## Set problem:
Copy out all lines that carry the word "index".

## Data in this exercise:
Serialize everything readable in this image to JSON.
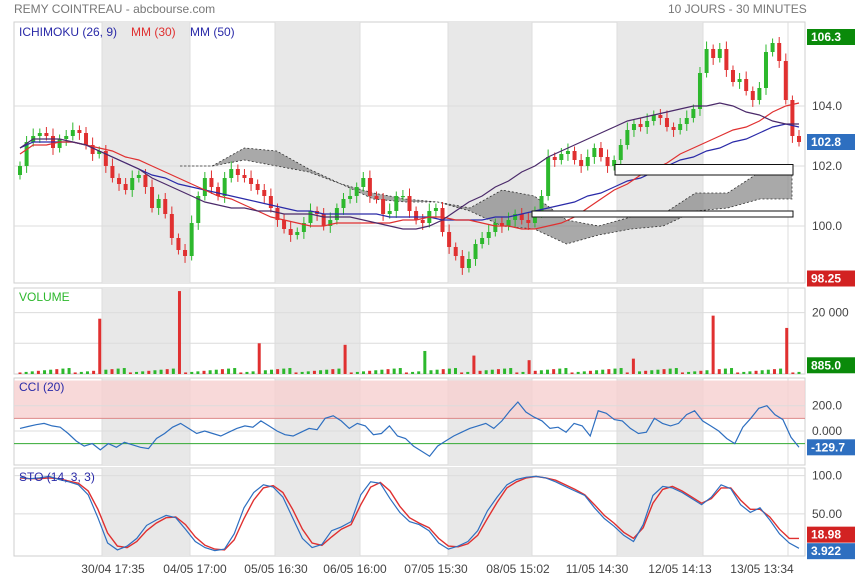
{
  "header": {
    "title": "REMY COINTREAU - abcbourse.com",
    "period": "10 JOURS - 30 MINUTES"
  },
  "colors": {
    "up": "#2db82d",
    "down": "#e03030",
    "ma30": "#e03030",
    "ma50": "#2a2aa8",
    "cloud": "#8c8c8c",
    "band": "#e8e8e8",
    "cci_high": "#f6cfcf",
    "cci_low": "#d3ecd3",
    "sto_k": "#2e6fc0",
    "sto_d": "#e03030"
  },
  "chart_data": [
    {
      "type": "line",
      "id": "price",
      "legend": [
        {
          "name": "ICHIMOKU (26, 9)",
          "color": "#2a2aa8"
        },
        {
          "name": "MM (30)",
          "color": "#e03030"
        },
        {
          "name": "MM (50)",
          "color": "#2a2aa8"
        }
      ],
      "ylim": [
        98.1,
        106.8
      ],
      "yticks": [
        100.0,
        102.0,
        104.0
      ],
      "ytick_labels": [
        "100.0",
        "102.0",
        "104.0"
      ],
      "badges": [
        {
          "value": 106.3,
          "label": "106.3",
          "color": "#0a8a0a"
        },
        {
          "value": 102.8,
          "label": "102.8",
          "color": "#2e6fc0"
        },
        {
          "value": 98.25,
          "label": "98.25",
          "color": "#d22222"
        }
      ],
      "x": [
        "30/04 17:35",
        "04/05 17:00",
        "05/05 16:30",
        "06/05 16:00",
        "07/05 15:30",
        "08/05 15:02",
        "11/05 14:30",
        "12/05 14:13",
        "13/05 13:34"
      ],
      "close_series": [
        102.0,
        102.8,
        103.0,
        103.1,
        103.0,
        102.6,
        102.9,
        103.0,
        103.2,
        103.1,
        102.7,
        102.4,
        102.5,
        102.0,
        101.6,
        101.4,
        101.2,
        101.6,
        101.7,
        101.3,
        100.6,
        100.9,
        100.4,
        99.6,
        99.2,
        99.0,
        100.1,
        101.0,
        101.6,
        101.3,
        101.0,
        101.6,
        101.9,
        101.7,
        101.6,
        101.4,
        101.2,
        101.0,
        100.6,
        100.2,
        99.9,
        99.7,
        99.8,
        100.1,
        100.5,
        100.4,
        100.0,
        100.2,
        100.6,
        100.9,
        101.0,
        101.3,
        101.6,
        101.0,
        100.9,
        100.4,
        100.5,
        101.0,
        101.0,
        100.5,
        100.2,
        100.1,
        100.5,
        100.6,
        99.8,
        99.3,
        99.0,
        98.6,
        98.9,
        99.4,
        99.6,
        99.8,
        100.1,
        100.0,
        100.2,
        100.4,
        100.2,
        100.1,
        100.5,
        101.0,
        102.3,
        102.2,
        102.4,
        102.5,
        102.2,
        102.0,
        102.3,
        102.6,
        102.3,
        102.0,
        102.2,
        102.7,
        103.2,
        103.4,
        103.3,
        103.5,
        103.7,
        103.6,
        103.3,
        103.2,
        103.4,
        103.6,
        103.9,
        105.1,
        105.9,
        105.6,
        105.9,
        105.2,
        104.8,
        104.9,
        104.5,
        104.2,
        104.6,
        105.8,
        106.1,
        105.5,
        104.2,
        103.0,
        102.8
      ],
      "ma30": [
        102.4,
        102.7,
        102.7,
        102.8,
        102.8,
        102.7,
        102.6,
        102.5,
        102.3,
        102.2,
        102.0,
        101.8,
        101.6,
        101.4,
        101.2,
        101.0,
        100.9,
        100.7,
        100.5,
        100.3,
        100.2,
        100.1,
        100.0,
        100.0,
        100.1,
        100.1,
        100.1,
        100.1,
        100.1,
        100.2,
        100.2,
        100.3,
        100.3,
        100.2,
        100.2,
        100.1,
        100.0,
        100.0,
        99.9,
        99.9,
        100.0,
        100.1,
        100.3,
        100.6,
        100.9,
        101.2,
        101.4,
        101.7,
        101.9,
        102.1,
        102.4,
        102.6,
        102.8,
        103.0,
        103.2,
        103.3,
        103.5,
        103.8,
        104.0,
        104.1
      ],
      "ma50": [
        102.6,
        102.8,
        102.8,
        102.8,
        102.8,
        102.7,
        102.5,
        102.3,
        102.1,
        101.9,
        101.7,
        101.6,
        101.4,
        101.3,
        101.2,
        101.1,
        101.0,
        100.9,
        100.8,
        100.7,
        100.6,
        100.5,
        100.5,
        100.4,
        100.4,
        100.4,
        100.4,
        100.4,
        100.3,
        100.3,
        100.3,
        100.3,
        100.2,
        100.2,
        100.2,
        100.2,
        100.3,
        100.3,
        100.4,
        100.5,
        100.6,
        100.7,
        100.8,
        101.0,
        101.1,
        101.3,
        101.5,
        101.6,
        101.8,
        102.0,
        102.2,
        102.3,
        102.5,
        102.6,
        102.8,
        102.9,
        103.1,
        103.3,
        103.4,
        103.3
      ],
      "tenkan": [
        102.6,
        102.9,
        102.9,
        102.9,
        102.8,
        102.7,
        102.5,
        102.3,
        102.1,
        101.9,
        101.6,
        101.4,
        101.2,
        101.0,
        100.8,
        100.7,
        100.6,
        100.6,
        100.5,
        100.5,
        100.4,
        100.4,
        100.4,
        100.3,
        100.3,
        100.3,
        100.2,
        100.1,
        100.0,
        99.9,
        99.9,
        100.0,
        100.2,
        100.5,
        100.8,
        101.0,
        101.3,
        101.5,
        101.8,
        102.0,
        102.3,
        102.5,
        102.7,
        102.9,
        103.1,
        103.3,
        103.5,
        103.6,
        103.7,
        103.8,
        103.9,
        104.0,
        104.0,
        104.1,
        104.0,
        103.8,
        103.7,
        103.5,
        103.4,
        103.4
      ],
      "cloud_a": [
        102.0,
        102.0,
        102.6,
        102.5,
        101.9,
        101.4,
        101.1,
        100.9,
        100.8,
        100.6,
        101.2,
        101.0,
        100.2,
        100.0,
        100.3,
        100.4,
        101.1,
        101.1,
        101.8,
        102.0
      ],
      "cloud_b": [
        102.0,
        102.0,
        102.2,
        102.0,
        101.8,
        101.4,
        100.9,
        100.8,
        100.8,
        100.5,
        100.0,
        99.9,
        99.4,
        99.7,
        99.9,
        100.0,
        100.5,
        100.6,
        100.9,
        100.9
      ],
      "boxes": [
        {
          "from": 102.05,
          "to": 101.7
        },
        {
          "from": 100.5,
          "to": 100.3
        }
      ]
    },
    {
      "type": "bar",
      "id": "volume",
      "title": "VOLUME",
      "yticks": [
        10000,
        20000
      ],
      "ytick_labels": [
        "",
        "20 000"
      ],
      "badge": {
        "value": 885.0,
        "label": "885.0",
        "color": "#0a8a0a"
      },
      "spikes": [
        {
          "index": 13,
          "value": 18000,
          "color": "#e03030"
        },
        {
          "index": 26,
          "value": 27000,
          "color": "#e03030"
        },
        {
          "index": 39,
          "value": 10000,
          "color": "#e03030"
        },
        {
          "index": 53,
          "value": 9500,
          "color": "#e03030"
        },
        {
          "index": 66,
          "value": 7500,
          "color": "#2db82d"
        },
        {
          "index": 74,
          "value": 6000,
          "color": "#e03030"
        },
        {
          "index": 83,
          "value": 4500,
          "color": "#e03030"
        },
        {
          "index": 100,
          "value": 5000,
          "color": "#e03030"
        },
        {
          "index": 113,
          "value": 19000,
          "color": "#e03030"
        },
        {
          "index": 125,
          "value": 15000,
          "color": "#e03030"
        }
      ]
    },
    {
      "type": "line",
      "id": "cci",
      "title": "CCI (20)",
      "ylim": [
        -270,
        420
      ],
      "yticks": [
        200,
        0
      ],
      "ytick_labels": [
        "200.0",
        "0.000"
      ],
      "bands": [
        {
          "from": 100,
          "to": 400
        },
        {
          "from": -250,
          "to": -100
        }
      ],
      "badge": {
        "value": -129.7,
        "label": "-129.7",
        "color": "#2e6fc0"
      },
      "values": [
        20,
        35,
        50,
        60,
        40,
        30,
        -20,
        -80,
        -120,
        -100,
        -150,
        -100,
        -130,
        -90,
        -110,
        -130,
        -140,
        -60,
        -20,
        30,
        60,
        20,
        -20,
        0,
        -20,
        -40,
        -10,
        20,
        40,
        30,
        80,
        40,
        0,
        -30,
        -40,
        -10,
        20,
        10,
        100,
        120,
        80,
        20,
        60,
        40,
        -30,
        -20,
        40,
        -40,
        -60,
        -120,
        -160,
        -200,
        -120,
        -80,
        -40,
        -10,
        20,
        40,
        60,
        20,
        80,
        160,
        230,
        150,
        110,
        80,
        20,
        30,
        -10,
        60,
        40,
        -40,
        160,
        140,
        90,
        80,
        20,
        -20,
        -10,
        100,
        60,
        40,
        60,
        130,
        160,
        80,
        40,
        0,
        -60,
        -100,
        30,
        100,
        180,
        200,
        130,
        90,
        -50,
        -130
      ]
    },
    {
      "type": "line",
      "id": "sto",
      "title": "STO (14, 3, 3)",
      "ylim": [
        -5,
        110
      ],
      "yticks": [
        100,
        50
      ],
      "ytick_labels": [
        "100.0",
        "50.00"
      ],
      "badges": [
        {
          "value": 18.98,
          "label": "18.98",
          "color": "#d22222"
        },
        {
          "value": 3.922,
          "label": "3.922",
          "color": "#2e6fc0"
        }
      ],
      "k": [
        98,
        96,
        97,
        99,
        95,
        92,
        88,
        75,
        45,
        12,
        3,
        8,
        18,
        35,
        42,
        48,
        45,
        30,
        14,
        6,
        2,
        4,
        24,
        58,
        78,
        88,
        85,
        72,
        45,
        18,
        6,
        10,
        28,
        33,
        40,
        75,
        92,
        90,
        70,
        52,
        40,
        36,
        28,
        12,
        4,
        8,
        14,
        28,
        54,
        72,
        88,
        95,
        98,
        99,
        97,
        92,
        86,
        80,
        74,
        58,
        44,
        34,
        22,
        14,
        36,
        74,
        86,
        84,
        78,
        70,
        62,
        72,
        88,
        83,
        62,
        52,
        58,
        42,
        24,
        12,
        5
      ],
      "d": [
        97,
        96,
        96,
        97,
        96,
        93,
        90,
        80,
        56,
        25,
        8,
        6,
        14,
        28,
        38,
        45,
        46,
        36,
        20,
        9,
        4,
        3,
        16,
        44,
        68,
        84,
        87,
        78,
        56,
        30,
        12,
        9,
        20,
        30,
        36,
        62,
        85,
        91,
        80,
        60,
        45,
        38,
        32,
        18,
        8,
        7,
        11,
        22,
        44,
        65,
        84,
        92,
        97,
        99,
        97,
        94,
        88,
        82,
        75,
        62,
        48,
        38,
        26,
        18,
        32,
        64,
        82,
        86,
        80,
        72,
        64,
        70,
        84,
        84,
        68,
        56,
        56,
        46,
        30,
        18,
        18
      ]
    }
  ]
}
...
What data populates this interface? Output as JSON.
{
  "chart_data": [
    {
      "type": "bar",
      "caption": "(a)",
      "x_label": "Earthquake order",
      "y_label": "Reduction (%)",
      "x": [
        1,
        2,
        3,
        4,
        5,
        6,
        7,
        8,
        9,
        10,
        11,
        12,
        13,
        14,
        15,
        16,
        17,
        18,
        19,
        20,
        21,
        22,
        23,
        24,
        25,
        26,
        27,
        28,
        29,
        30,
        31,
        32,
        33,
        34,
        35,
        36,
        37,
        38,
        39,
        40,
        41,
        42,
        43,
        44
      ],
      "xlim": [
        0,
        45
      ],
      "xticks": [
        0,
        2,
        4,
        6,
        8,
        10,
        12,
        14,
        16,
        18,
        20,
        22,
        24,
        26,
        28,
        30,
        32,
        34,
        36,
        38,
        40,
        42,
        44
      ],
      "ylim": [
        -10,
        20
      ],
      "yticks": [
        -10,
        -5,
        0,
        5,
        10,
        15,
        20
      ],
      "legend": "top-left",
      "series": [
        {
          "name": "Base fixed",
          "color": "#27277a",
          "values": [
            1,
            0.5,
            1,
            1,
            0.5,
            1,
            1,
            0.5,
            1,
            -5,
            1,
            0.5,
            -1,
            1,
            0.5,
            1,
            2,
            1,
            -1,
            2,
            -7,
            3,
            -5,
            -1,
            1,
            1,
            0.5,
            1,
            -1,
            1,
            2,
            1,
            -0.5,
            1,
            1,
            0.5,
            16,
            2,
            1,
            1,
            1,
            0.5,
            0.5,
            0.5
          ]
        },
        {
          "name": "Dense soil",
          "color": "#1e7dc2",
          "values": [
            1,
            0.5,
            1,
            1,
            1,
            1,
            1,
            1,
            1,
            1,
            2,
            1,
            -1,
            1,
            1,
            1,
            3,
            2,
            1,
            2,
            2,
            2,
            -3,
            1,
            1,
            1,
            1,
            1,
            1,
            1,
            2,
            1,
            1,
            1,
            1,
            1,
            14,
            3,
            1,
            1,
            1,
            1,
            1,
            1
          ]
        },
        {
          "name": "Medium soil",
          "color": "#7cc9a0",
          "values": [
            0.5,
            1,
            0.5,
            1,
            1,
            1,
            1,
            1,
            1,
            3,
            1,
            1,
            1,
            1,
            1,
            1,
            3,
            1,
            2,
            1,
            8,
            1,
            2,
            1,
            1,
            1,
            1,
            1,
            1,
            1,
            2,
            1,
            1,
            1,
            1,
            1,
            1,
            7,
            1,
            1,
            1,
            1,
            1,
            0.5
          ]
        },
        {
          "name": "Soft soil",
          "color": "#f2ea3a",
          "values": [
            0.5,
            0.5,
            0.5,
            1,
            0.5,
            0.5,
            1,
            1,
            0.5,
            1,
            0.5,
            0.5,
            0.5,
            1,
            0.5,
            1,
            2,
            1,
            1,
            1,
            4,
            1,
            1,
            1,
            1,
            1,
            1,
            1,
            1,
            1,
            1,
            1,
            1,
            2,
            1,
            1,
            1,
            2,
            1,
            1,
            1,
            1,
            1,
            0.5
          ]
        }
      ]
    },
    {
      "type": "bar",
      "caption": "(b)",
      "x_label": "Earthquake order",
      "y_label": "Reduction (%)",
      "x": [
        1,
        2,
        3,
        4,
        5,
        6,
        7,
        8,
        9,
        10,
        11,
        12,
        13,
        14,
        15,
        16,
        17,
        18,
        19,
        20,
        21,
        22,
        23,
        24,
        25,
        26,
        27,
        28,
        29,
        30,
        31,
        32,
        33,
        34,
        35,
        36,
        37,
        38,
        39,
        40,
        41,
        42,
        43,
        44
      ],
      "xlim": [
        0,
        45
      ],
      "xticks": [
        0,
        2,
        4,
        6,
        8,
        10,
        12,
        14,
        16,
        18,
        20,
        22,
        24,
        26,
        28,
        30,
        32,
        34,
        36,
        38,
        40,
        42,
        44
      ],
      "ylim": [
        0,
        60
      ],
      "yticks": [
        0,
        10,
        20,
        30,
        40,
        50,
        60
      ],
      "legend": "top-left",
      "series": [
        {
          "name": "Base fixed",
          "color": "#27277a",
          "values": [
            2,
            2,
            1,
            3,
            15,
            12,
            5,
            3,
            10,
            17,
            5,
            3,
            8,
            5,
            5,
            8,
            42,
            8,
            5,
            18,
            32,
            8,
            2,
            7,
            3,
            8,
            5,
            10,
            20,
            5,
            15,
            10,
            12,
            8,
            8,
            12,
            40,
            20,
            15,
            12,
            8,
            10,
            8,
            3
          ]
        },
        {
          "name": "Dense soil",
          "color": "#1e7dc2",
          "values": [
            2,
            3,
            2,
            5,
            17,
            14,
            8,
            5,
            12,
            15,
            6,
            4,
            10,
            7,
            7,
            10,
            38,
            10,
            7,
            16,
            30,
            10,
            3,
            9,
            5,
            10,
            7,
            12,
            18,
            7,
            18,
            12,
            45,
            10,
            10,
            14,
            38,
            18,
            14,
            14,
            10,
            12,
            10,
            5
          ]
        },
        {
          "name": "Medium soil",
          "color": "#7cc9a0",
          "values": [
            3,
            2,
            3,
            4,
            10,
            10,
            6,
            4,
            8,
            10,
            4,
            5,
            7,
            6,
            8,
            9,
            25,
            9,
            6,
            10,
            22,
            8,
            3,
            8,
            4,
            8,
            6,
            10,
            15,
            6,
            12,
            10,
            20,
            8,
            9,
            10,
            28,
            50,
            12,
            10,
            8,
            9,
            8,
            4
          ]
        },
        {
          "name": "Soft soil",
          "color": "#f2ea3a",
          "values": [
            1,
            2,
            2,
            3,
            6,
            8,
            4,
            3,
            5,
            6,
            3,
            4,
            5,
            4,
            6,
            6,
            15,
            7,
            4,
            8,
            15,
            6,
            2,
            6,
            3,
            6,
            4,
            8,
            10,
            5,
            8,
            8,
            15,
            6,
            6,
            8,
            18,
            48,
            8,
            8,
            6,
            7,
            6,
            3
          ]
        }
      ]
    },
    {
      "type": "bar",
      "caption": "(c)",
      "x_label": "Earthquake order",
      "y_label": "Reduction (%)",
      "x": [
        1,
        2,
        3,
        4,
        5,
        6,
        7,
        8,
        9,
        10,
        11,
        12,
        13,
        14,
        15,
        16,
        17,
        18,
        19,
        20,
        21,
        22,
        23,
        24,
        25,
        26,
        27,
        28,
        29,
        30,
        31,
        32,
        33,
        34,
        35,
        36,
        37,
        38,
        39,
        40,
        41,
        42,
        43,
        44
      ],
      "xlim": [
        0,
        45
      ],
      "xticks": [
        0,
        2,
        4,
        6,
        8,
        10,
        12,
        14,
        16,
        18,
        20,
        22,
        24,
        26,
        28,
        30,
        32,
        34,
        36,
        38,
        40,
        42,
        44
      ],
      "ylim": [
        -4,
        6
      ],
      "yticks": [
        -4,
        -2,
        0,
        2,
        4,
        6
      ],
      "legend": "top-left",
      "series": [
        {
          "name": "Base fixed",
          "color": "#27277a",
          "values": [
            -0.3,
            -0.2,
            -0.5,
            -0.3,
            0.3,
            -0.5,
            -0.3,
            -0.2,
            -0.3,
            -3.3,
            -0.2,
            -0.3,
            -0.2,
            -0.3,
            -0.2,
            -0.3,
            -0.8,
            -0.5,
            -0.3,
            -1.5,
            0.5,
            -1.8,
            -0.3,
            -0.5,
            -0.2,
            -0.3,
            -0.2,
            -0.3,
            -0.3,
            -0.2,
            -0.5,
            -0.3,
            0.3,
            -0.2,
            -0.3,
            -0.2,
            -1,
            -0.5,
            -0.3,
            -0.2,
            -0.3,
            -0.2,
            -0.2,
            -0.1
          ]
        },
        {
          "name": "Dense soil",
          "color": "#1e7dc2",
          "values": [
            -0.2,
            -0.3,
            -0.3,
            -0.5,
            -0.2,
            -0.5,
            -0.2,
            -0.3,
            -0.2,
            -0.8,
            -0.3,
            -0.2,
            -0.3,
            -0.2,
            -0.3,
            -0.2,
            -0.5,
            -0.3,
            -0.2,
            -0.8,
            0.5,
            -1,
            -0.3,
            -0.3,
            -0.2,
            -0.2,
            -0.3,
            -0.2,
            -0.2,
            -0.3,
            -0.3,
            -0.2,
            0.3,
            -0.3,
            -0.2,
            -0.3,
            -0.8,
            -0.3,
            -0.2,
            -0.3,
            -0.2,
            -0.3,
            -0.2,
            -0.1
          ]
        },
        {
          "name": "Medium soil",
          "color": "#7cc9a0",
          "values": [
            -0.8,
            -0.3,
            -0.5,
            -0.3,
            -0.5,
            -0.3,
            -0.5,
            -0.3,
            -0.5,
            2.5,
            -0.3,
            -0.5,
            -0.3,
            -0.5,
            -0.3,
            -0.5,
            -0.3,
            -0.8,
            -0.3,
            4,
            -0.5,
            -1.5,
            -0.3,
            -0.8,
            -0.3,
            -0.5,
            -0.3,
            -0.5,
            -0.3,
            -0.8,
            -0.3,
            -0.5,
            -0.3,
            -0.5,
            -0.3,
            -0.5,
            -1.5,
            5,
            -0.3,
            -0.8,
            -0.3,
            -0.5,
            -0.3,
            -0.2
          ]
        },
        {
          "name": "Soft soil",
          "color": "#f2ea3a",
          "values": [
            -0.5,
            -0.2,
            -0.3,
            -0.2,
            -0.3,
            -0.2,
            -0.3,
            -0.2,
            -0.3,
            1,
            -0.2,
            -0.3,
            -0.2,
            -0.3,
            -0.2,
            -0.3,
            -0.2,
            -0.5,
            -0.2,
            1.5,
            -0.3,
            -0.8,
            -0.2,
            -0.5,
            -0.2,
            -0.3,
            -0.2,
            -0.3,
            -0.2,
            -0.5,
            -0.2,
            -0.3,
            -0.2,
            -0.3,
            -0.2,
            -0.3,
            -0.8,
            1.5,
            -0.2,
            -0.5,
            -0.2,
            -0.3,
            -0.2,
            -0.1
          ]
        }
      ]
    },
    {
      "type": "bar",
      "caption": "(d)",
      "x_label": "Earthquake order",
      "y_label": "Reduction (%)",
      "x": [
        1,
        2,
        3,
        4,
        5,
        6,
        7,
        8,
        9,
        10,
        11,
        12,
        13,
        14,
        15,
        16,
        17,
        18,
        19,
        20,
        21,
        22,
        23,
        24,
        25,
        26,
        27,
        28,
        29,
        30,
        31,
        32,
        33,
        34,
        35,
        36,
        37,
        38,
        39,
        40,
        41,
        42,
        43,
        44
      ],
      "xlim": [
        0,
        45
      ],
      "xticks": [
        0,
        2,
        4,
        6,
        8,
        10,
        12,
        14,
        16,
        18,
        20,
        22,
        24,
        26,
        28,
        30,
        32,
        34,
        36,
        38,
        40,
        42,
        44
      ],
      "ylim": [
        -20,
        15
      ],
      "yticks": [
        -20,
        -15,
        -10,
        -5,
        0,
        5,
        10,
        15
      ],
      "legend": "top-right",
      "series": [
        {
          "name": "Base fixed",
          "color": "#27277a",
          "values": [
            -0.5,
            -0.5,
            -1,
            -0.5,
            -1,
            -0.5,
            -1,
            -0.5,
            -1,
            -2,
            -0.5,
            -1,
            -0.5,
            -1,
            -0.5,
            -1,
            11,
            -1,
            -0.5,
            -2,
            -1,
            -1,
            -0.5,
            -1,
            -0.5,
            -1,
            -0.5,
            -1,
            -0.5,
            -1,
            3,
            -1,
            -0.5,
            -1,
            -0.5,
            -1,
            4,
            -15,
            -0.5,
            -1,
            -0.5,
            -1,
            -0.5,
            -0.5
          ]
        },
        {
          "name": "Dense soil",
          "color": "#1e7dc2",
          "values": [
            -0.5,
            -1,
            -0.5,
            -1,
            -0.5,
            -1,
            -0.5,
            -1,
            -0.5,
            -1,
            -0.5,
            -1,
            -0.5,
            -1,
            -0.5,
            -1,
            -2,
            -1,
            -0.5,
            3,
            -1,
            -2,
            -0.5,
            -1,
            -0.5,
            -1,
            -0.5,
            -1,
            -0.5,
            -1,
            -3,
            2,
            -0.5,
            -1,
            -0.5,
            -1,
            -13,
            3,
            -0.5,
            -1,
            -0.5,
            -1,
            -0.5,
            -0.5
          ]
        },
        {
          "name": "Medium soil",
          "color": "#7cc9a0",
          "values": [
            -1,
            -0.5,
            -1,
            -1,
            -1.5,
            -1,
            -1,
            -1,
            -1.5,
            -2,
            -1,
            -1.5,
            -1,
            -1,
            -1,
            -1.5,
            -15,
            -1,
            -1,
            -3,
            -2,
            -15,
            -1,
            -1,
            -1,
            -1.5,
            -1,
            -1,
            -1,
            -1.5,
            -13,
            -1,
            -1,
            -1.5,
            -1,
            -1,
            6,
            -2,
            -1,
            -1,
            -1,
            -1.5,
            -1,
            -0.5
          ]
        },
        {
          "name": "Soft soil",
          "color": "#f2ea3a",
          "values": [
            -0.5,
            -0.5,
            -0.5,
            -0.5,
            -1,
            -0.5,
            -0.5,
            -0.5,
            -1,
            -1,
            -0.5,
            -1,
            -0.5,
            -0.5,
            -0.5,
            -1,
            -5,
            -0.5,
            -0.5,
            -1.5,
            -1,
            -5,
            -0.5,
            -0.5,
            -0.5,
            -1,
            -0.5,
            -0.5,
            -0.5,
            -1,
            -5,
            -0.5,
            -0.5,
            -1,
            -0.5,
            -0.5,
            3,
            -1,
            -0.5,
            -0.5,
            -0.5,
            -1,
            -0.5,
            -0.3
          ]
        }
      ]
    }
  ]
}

## Written response:
          "index": 13,
          "index": 26,
          "index": 39,
          "index": 53,
          "index": 66,
          "index": 74,
          "index": 83,
          "index": 100,
          "index": 113,
          "index": 125,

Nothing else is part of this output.